> Görev Tanımı:
Aşağıdaki Ramazan yazısına göre (a), (b) ve (c) ifadelerinin doğru olup olmadığını lütfen evet ya da hayır ile belirtin ve her kararı yazıdan birebir alıntıladığınız sözlerle destekleyin.
(a) İsrail'in Gazze'deki saldırısında ölenlerin sayısı 31 bini aşmıştır.
(b) Gazze'de insanlar üç aydır bombalar altında ölmektedir.
(c) Bu ayda teravih namazı kılmak için insanlar camileri dolduracaktır.

> Belge:
============================================================

Alparslan Kılınç

Katliamın Gölgesinde Ramazan

Alparslan Kılınç

On bir ayın sultanı Ramazan geldi. Tüm İslâm alemine hayırlı olsun. Ramazan; rahmet, mağfiret ve bereket ayıdır. Günler öncesinde evlerde tatlı telaş başlar. İftar ve sahur için hazırlıklar yapılır. Camilerde de aynı şekilde hazırlıklar yapılır. Çünkü bu ayda teravih namazı kılmak için insanlar camileri dolduracaklar.

Yalnız bu ramazan mahzunuz. Nasıl mahzun olmayalım ki beş aydır Gazze’de insanlık bombalar altında ölüyor. Açlıktan ve susuzluktan ölüyor. Tüm dünyanın gözü önünde topraklarından, vatanlarından çıkarılıp atılıyor. Soykırıma maruz kalıyor. Batılı devletlerin liderleri, İslâm dünyasının liderleri üç maymunu oynuyor. Türkiye her zaman olduğu gibi tarihin yüklediği sorumlulukla her platformda Gazze’ye sahip çıkmaya devam ediyor.

İsrail’in Gazze’deki saldırısında ölenlerin sayısı 31 bini aştı. İsrail ordusu yerleşim merkezleri, hastaneler ve mülteci kampları ayrımı yapmadan sivilleri katletmeye devam ediyor. İsrail halkı bile artık Netanyahu yönetimine tahammül edemiyor. Bir an önce ateşkes antlaşması imzalanmasını istiyor. İsrail halkının bu talebine bile ABD başta olmak üzere Batılı devletler kulak tıkamaya devam ediyor.

============================================================

Bir sayfa düzeni etiketleme kümesinden alıntılar
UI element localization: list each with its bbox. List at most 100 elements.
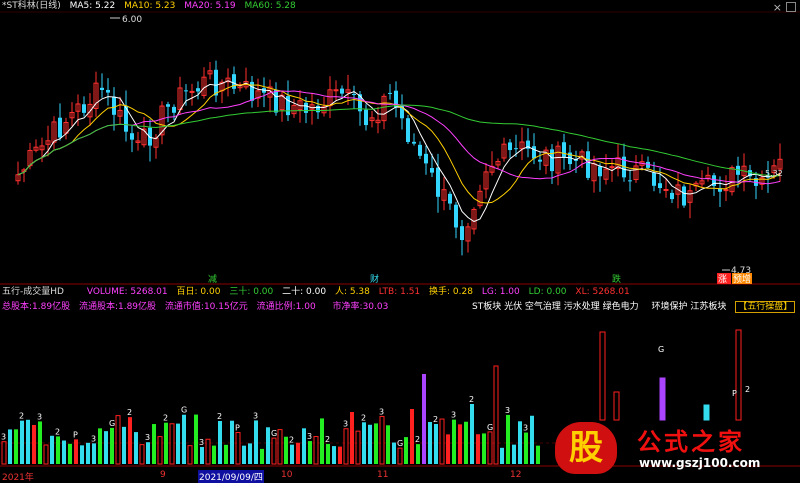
volume-mark-label: P	[73, 430, 78, 439]
xl-value: XL: 5268.01	[575, 287, 630, 297]
volume-bar	[212, 445, 216, 464]
date-11: 11	[377, 470, 389, 480]
price-legend: *ST科林(日线) MA5: 5.22 MA10: 5.23 MA20: 5.1…	[2, 0, 302, 12]
volume-legend: 五行-成交量HD VOLUME: 5268.01 百日: 0.00 三十: 0.…	[2, 286, 636, 298]
close-icon[interactable]: ×	[773, 1, 782, 14]
ltb-value: LTB: 1.51	[378, 287, 421, 297]
candle-body	[106, 89, 110, 93]
volume-mark-label: P	[235, 424, 240, 433]
ld-value: LD: 0.00	[528, 287, 567, 297]
watermark-title: 公式之家	[637, 428, 745, 456]
volume-bar	[139, 444, 145, 465]
volume-bar	[200, 446, 204, 464]
volume-bar	[308, 441, 312, 464]
volume-value: VOLUME: 5268.01	[86, 287, 168, 297]
liutongguben: 流通股本:1.89亿股	[78, 302, 157, 312]
volume-bar	[536, 445, 540, 464]
volume-mark-label: G	[181, 406, 187, 415]
lg-value: LG: 1.00	[481, 287, 520, 297]
volume-bar	[187, 445, 193, 465]
volume-bar	[362, 422, 366, 464]
volume-bar	[134, 432, 138, 464]
volume-bar	[350, 412, 354, 464]
volume-bar	[404, 437, 408, 464]
volume-bar	[338, 446, 342, 464]
volume-bar	[476, 434, 480, 464]
candle-body	[460, 226, 464, 241]
volume-mark-label: P	[732, 389, 737, 398]
sector-tags: ST板块 光伏 空气治理 污水处理 绿色电力 环境保护 江苏板块 【五行操盘】	[472, 301, 800, 313]
volume-mark-label: 3	[451, 411, 456, 420]
volume-bar	[659, 377, 666, 421]
candle-body	[388, 92, 392, 94]
volume-bar	[182, 414, 186, 464]
volume-bar	[500, 447, 504, 464]
candle-body	[454, 204, 458, 228]
volume-bar	[62, 440, 66, 464]
volume-bar	[613, 391, 620, 421]
volume-bar	[194, 414, 198, 464]
volume-mark-label: G	[487, 423, 493, 432]
candle-body	[340, 88, 344, 94]
gszj-watermark: 股 公式之家 www.gszj100.com	[555, 422, 785, 474]
volume-bar	[152, 424, 156, 464]
candle-body	[364, 109, 368, 126]
candle-body	[598, 166, 602, 177]
candle-body	[100, 87, 104, 90]
chart-canvas[interactable]: 6.004.735.32减财跌涨预增32 32 P 3G232G32P3G2 3 2323…	[0, 0, 800, 480]
volume-mark-label: 2	[163, 414, 168, 423]
candle-body	[130, 133, 134, 140]
volume-mark-label: 3	[505, 406, 510, 415]
volume-bar	[386, 425, 390, 464]
candle-body	[652, 172, 656, 186]
volume-mark-label: 2	[127, 408, 132, 417]
candle-body	[58, 117, 62, 138]
volume-bar	[43, 444, 49, 465]
volume-bar	[115, 415, 121, 465]
volume-mark-label: 3	[1, 433, 6, 442]
volume-mark-label: 2	[55, 427, 60, 436]
volume-title: 五行-成交量HD	[2, 287, 64, 297]
volume-bar	[104, 431, 108, 464]
volume-mark-label: 3	[145, 433, 150, 442]
volume-mark-label: 3	[199, 438, 204, 447]
volume-bar	[530, 415, 534, 464]
volume-bar	[379, 415, 385, 465]
liutongbili: 流通比例:1.00	[256, 302, 316, 312]
volume-bar	[128, 417, 132, 464]
candle-body	[723, 189, 729, 192]
candle-body	[406, 118, 410, 142]
candle-body	[562, 142, 566, 157]
volume-bar	[482, 433, 486, 464]
watermark-url: www.gszj100.com	[639, 456, 761, 470]
volume-mark-label: G	[658, 345, 664, 354]
marker-yuzhang: 预增	[733, 273, 751, 285]
volume-bar	[439, 418, 445, 465]
candle-body	[274, 90, 278, 113]
candle-body	[82, 104, 86, 113]
volume-bar	[290, 444, 294, 464]
volume-bar	[260, 448, 264, 464]
wuxing-button[interactable]: 【五行操盘】	[735, 301, 796, 313]
volume-bar	[332, 446, 336, 464]
volume-bar	[20, 420, 24, 464]
volume-mark-label: 3	[37, 412, 42, 421]
marker-jian: 减	[208, 273, 217, 285]
volume-bar	[599, 331, 606, 421]
candle-body	[196, 88, 200, 92]
candle-body	[682, 186, 686, 206]
sanshi-value: 三十: 0.00	[229, 287, 274, 297]
ma60-label: MA60: 5.28	[244, 1, 296, 11]
volume-bar	[428, 421, 432, 464]
candle-body	[609, 166, 615, 169]
candle-body	[172, 106, 176, 113]
volume-bar	[493, 365, 499, 465]
volume-bar	[8, 429, 12, 464]
volume-bar	[218, 421, 222, 464]
volume-bar	[266, 427, 270, 464]
volume-mark-label: 2	[361, 413, 366, 422]
volume-bar	[487, 431, 493, 465]
ma5-label: MA5: 5.22	[69, 1, 116, 11]
panel-fold-icon[interactable]	[786, 2, 796, 12]
volume-mark-label: 2	[325, 435, 330, 444]
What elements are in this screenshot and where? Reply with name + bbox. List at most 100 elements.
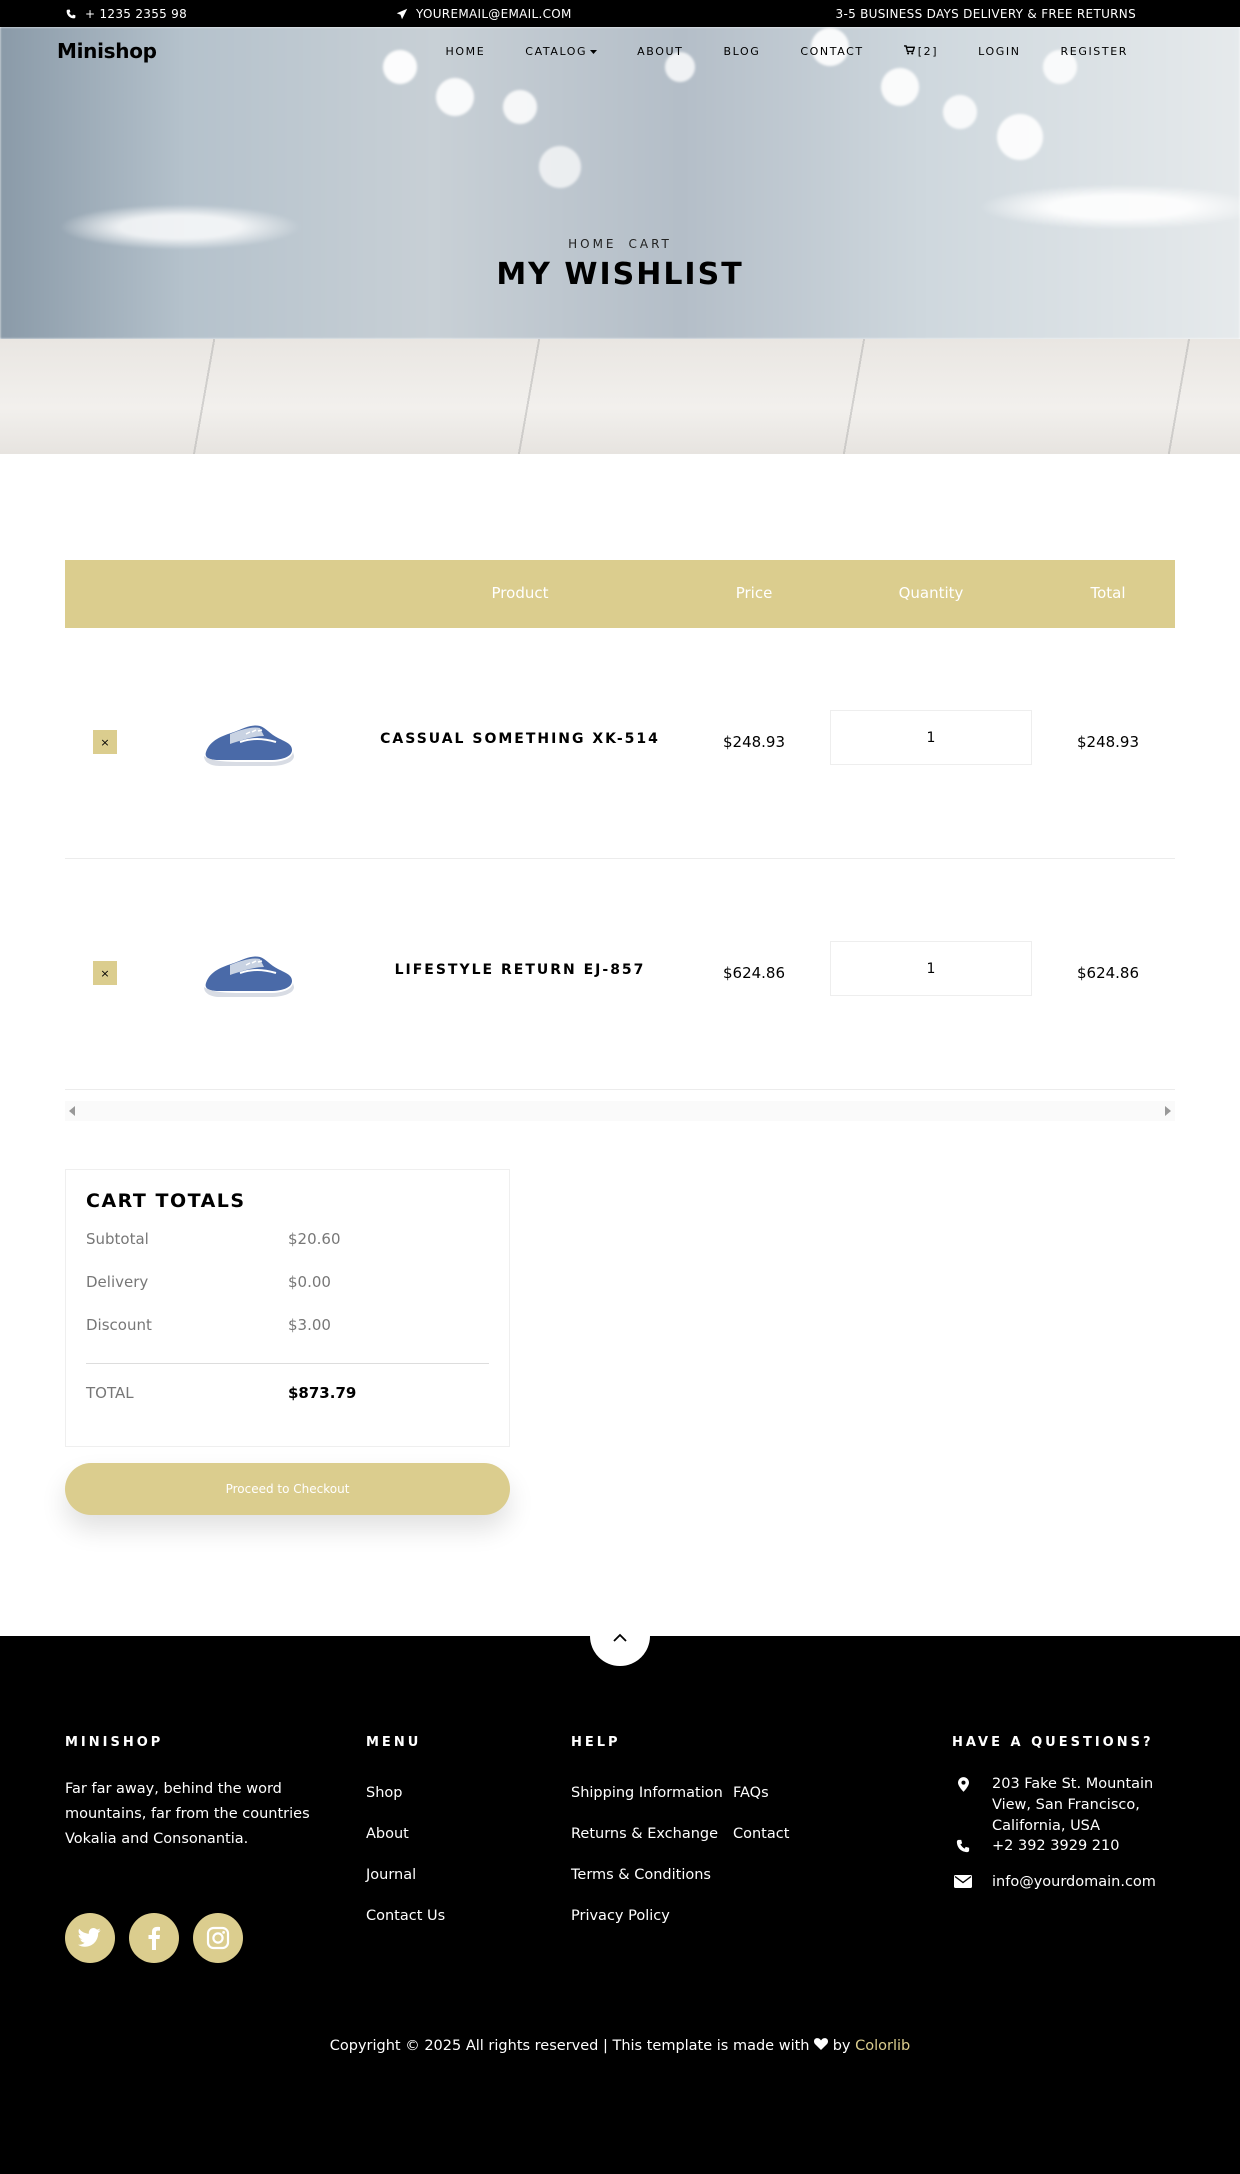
twitter-icon[interactable] (65, 1913, 115, 1963)
header-product: Product (491, 584, 549, 602)
hero-table-surface (0, 339, 1240, 454)
nav-login-label[interactable]: LOGIN (978, 45, 1020, 58)
nav-blog[interactable]: BLOG (703, 45, 780, 58)
footer-link-about[interactable]: About (366, 1826, 445, 1867)
totals-divider (86, 1363, 489, 1364)
remove-item-button[interactable]: × (93, 961, 117, 985)
discount-value: $3.00 (288, 1316, 331, 1334)
footer-menu-title: MENU (366, 1735, 422, 1750)
footer-link-journal[interactable]: Journal (366, 1867, 445, 1908)
nav-catalog-label[interactable]: CATALOG (525, 45, 587, 58)
instagram-icon[interactable] (193, 1913, 243, 1963)
header-quantity: Quantity (898, 584, 964, 602)
phone-icon (952, 1836, 974, 1857)
copyright-by: by (832, 2038, 851, 2054)
total-row: TOTAL $873.79 (86, 1384, 489, 1427)
breadcrumb-home[interactable]: HOME (568, 237, 616, 251)
footer-description: Far far away, behind the word mountains,… (65, 1781, 310, 1847)
footer-link-shop[interactable]: Shop (366, 1785, 445, 1826)
nav-about[interactable]: ABOUT (617, 45, 703, 58)
quantity-input[interactable]: 1 (830, 941, 1032, 996)
footer-link-returns[interactable]: Returns & Exchange (571, 1826, 723, 1867)
footer-email-text[interactable]: info@yourdomain.com (992, 1872, 1156, 1893)
colorlib-link[interactable]: Colorlib (855, 2038, 910, 2054)
nav-contact[interactable]: CONTACT (780, 45, 883, 58)
footer-brand-title: MINISHOP (65, 1735, 164, 1750)
horizontal-scrollbar[interactable] (65, 1101, 1175, 1121)
nav-about-label[interactable]: ABOUT (637, 45, 683, 58)
nav-login[interactable]: LOGIN (958, 45, 1040, 58)
total-label: TOTAL (86, 1384, 134, 1402)
hero-text: HOME CART MY WISHLIST (0, 237, 1240, 292)
paper-plane-icon (396, 8, 408, 20)
delivery-value: $0.00 (288, 1273, 331, 1291)
footer-help-list: Shipping Information Returns & Exchange … (571, 1785, 723, 1949)
topbar-email[interactable]: YOUREMAIL@EMAIL.COM (396, 0, 572, 27)
topbar-phone: + 1235 2355 98 (65, 0, 187, 27)
envelope-icon (952, 1872, 974, 1893)
product-price: $624.86 (722, 964, 786, 982)
scroll-right-arrow-icon[interactable] (1165, 1106, 1171, 1116)
topbar-delivery: 3-5 BUSINESS DAYS DELIVERY & FREE RETURN… (836, 0, 1136, 27)
subtotal-label: Subtotal (86, 1230, 149, 1248)
nav-home-label[interactable]: HOME (446, 45, 486, 58)
remove-item-button[interactable]: × (93, 730, 117, 754)
facebook-icon[interactable] (129, 1913, 179, 1963)
footer-address: 203 Fake St. Mountain View, San Francisc… (952, 1774, 1192, 1837)
nav-home[interactable]: HOME (426, 45, 506, 58)
footer-link-privacy[interactable]: Privacy Policy (571, 1908, 723, 1949)
social-links (65, 1913, 243, 1963)
scroll-to-top-button[interactable] (590, 1606, 650, 1666)
footer-help-list-2: FAQs Contact (733, 1785, 789, 1867)
footer-link-shipping[interactable]: Shipping Information (571, 1785, 723, 1826)
map-marker-icon (952, 1774, 974, 1837)
hero-banner: HOME CART MY WISHLIST (0, 27, 1240, 454)
table-header: Product Price Quantity Total (65, 560, 1175, 628)
header-total: Total (1090, 584, 1126, 602)
cart-icon (903, 45, 916, 58)
brand-logo[interactable]: Minishop (57, 39, 157, 63)
footer-address-text: 203 Fake St. Mountain View, San Francisc… (992, 1776, 1154, 1834)
nav-register[interactable]: REGISTER (1041, 45, 1148, 58)
footer: MINISHOP Far far away, behind the word m… (0, 1636, 1240, 2174)
product-price: $248.93 (722, 733, 786, 751)
delivery-row: Delivery $0.00 (86, 1273, 489, 1316)
navbar: Minishop HOME CATALOG ABOUT BLOG CONTACT… (0, 27, 1240, 79)
proceed-to-checkout-button[interactable]: Proceed to Checkout (65, 1463, 510, 1515)
page-title: MY WISHLIST (496, 257, 744, 292)
copyright-text: Copyright © 2025 All rights reserved | T… (329, 2038, 810, 2054)
subtotal-row: Subtotal $20.60 (86, 1230, 489, 1273)
cart-totals: CART TOTALS Subtotal $20.60 Delivery $0.… (65, 1169, 510, 1447)
footer-phone-text[interactable]: +2 392 3929 210 (992, 1836, 1119, 1857)
quantity-input[interactable]: 1 (830, 710, 1032, 765)
product-image[interactable] (200, 945, 296, 1001)
nav-contact-label[interactable]: CONTACT (800, 45, 863, 58)
cart-totals-title: CART TOTALS (86, 1190, 246, 1212)
footer-link-terms[interactable]: Terms & Conditions (571, 1867, 723, 1908)
phone-icon (65, 8, 77, 20)
cart-count[interactable]: [2] (918, 45, 938, 58)
footer-link-contact-us[interactable]: Contact Us (366, 1908, 445, 1949)
topbar-delivery-text: 3-5 BUSINESS DAYS DELIVERY & FREE RETURN… (835, 6, 1136, 21)
subtotal-value: $20.60 (288, 1230, 341, 1248)
nav-catalog[interactable]: CATALOG (505, 45, 617, 58)
footer-link-faqs[interactable]: FAQs (733, 1785, 789, 1826)
nav-register-label[interactable]: REGISTER (1061, 45, 1128, 58)
product-total: $248.93 (1076, 733, 1140, 751)
top-bar: + 1235 2355 98 YOUREMAIL@EMAIL.COM 3-5 B… (0, 0, 1240, 27)
table-row: × LIFESTYLE RETURN EJ-857 $624.86 1 $624… (65, 859, 1175, 1090)
scroll-left-arrow-icon[interactable] (69, 1106, 75, 1116)
header-price: Price (735, 584, 773, 602)
main-nav: HOME CATALOG ABOUT BLOG CONTACT [2] LOGI… (426, 45, 1148, 58)
nav-blog-label[interactable]: BLOG (723, 45, 760, 58)
product-image[interactable] (200, 714, 296, 770)
footer-phone[interactable]: +2 392 3929 210 (952, 1836, 1119, 1857)
topbar-email-text[interactable]: YOUREMAIL@EMAIL.COM (416, 7, 572, 21)
breadcrumb-cart: CART (628, 237, 672, 251)
footer-email[interactable]: info@yourdomain.com (952, 1872, 1156, 1893)
footer-menu-list: Shop About Journal Contact Us (366, 1785, 445, 1949)
product-name: CASSUAL SOMETHING XK-514 (380, 731, 660, 747)
nav-cart[interactable]: [2] (884, 45, 958, 58)
discount-row: Discount $3.00 (86, 1316, 489, 1359)
footer-link-contact[interactable]: Contact (733, 1826, 789, 1867)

============================================================

> Çözüm Aşağıda:
(a) Evet: "İsrail’in Gazze’deki saldırısında ölenlerin sayısı 31 bini aştı."
(b) Hayır: "beş aydır Gazze’de insanlık bombalar altında ölüyor."
(c) Evet: "Çünkü bu ayda teravih namazı kılmak için insanlar camileri dolduracaklar."